__Task objective__.
Pictures in the records should not be copied, but every other part must be repeated exactly.

Data entries for graphics
━━━━
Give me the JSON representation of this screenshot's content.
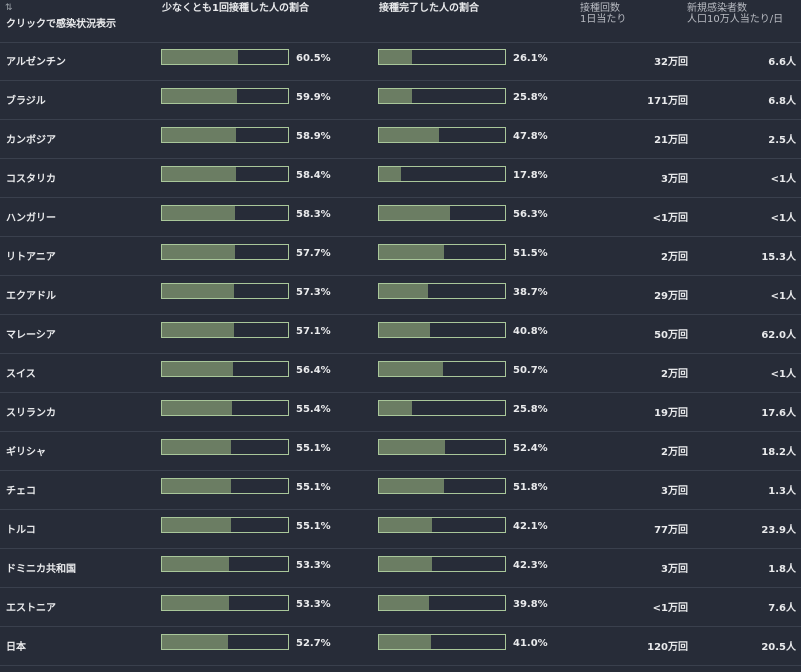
{
  "header": {
    "sort_icon": "⇅",
    "country_hint": "クリックで感染状況表示",
    "one_dose": "少なくとも1回接種した人の割合",
    "fully_vaccinated": "接種完了した人の割合",
    "doses_line1": "接種回数",
    "doses_line2": "1日当たり",
    "cases_line1": "新規感染者数",
    "cases_line2": "人口10万人当たり/日"
  },
  "colors": {
    "background": "#272c38",
    "bar_fill": "#6b7d63",
    "bar_border": "#a9c79a"
  },
  "rows": [
    {
      "country": "アルゼンチン",
      "one": 60.5,
      "one_label": "60.5%",
      "full": 26.1,
      "full_label": "26.1%",
      "doses": "32万回",
      "cases": "6.6人"
    },
    {
      "country": "ブラジル",
      "one": 59.9,
      "one_label": "59.9%",
      "full": 25.8,
      "full_label": "25.8%",
      "doses": "171万回",
      "cases": "6.8人"
    },
    {
      "country": "カンボジア",
      "one": 58.9,
      "one_label": "58.9%",
      "full": 47.8,
      "full_label": "47.8%",
      "doses": "21万回",
      "cases": "2.5人"
    },
    {
      "country": "コスタリカ",
      "one": 58.4,
      "one_label": "58.4%",
      "full": 17.8,
      "full_label": "17.8%",
      "doses": "3万回",
      "cases": "<1人"
    },
    {
      "country": "ハンガリー",
      "one": 58.3,
      "one_label": "58.3%",
      "full": 56.3,
      "full_label": "56.3%",
      "doses": "<1万回",
      "cases": "<1人"
    },
    {
      "country": "リトアニア",
      "one": 57.7,
      "one_label": "57.7%",
      "full": 51.5,
      "full_label": "51.5%",
      "doses": "2万回",
      "cases": "15.3人"
    },
    {
      "country": "エクアドル",
      "one": 57.3,
      "one_label": "57.3%",
      "full": 38.7,
      "full_label": "38.7%",
      "doses": "29万回",
      "cases": "<1人"
    },
    {
      "country": "マレーシア",
      "one": 57.1,
      "one_label": "57.1%",
      "full": 40.8,
      "full_label": "40.8%",
      "doses": "50万回",
      "cases": "62.0人"
    },
    {
      "country": "スイス",
      "one": 56.4,
      "one_label": "56.4%",
      "full": 50.7,
      "full_label": "50.7%",
      "doses": "2万回",
      "cases": "<1人"
    },
    {
      "country": "スリランカ",
      "one": 55.4,
      "one_label": "55.4%",
      "full": 25.8,
      "full_label": "25.8%",
      "doses": "19万回",
      "cases": "17.6人"
    },
    {
      "country": "ギリシャ",
      "one": 55.1,
      "one_label": "55.1%",
      "full": 52.4,
      "full_label": "52.4%",
      "doses": "2万回",
      "cases": "18.2人"
    },
    {
      "country": "チェコ",
      "one": 55.1,
      "one_label": "55.1%",
      "full": 51.8,
      "full_label": "51.8%",
      "doses": "3万回",
      "cases": "1.3人"
    },
    {
      "country": "トルコ",
      "one": 55.1,
      "one_label": "55.1%",
      "full": 42.1,
      "full_label": "42.1%",
      "doses": "77万回",
      "cases": "23.9人"
    },
    {
      "country": "ドミニカ共和国",
      "one": 53.3,
      "one_label": "53.3%",
      "full": 42.3,
      "full_label": "42.3%",
      "doses": "3万回",
      "cases": "1.8人"
    },
    {
      "country": "エストニア",
      "one": 53.3,
      "one_label": "53.3%",
      "full": 39.8,
      "full_label": "39.8%",
      "doses": "<1万回",
      "cases": "7.6人"
    },
    {
      "country": "日本",
      "one": 52.7,
      "one_label": "52.7%",
      "full": 41.0,
      "full_label": "41.0%",
      "doses": "120万回",
      "cases": "20.5人"
    }
  ]
}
━━━━
__Completed task__.
Give me the JSON representation of this screenshot's content.
{
  "header": {
    "sort_icon": "⇅",
    "country_hint": "クリックで感染状況表示",
    "one_dose": "少なくとも1回接種した人の割合",
    "fully_vaccinated": "接種完了した人の割合",
    "doses_line1": "接種回数",
    "doses_line2": "1日当たり",
    "cases_line1": "新規感染者数",
    "cases_line2": "人口10万人当たり/日"
  },
  "colors": {
    "background": "#272c38",
    "bar_fill": "#6b7d63",
    "bar_border": "#a9c79a"
  },
  "rows": [
    {
      "country": "アルゼンチン",
      "one": 60.5,
      "one_label": "60.5%",
      "full": 26.1,
      "full_label": "26.1%",
      "doses": "32万回",
      "cases": "6.6人"
    },
    {
      "country": "ブラジル",
      "one": 59.9,
      "one_label": "59.9%",
      "full": 25.8,
      "full_label": "25.8%",
      "doses": "171万回",
      "cases": "6.8人"
    },
    {
      "country": "カンボジア",
      "one": 58.9,
      "one_label": "58.9%",
      "full": 47.8,
      "full_label": "47.8%",
      "doses": "21万回",
      "cases": "2.5人"
    },
    {
      "country": "コスタリカ",
      "one": 58.4,
      "one_label": "58.4%",
      "full": 17.8,
      "full_label": "17.8%",
      "doses": "3万回",
      "cases": "<1人"
    },
    {
      "country": "ハンガリー",
      "one": 58.3,
      "one_label": "58.3%",
      "full": 56.3,
      "full_label": "56.3%",
      "doses": "<1万回",
      "cases": "<1人"
    },
    {
      "country": "リトアニア",
      "one": 57.7,
      "one_label": "57.7%",
      "full": 51.5,
      "full_label": "51.5%",
      "doses": "2万回",
      "cases": "15.3人"
    },
    {
      "country": "エクアドル",
      "one": 57.3,
      "one_label": "57.3%",
      "full": 38.7,
      "full_label": "38.7%",
      "doses": "29万回",
      "cases": "<1人"
    },
    {
      "country": "マレーシア",
      "one": 57.1,
      "one_label": "57.1%",
      "full": 40.8,
      "full_label": "40.8%",
      "doses": "50万回",
      "cases": "62.0人"
    },
    {
      "country": "スイス",
      "one": 56.4,
      "one_label": "56.4%",
      "full": 50.7,
      "full_label": "50.7%",
      "doses": "2万回",
      "cases": "<1人"
    },
    {
      "country": "スリランカ",
      "one": 55.4,
      "one_label": "55.4%",
      "full": 25.8,
      "full_label": "25.8%",
      "doses": "19万回",
      "cases": "17.6人"
    },
    {
      "country": "ギリシャ",
      "one": 55.1,
      "one_label": "55.1%",
      "full": 52.4,
      "full_label": "52.4%",
      "doses": "2万回",
      "cases": "18.2人"
    },
    {
      "country": "チェコ",
      "one": 55.1,
      "one_label": "55.1%",
      "full": 51.8,
      "full_label": "51.8%",
      "doses": "3万回",
      "cases": "1.3人"
    },
    {
      "country": "トルコ",
      "one": 55.1,
      "one_label": "55.1%",
      "full": 42.1,
      "full_label": "42.1%",
      "doses": "77万回",
      "cases": "23.9人"
    },
    {
      "country": "ドミニカ共和国",
      "one": 53.3,
      "one_label": "53.3%",
      "full": 42.3,
      "full_label": "42.3%",
      "doses": "3万回",
      "cases": "1.8人"
    },
    {
      "country": "エストニア",
      "one": 53.3,
      "one_label": "53.3%",
      "full": 39.8,
      "full_label": "39.8%",
      "doses": "<1万回",
      "cases": "7.6人"
    },
    {
      "country": "日本",
      "one": 52.7,
      "one_label": "52.7%",
      "full": 41.0,
      "full_label": "41.0%",
      "doses": "120万回",
      "cases": "20.5人"
    }
  ]
}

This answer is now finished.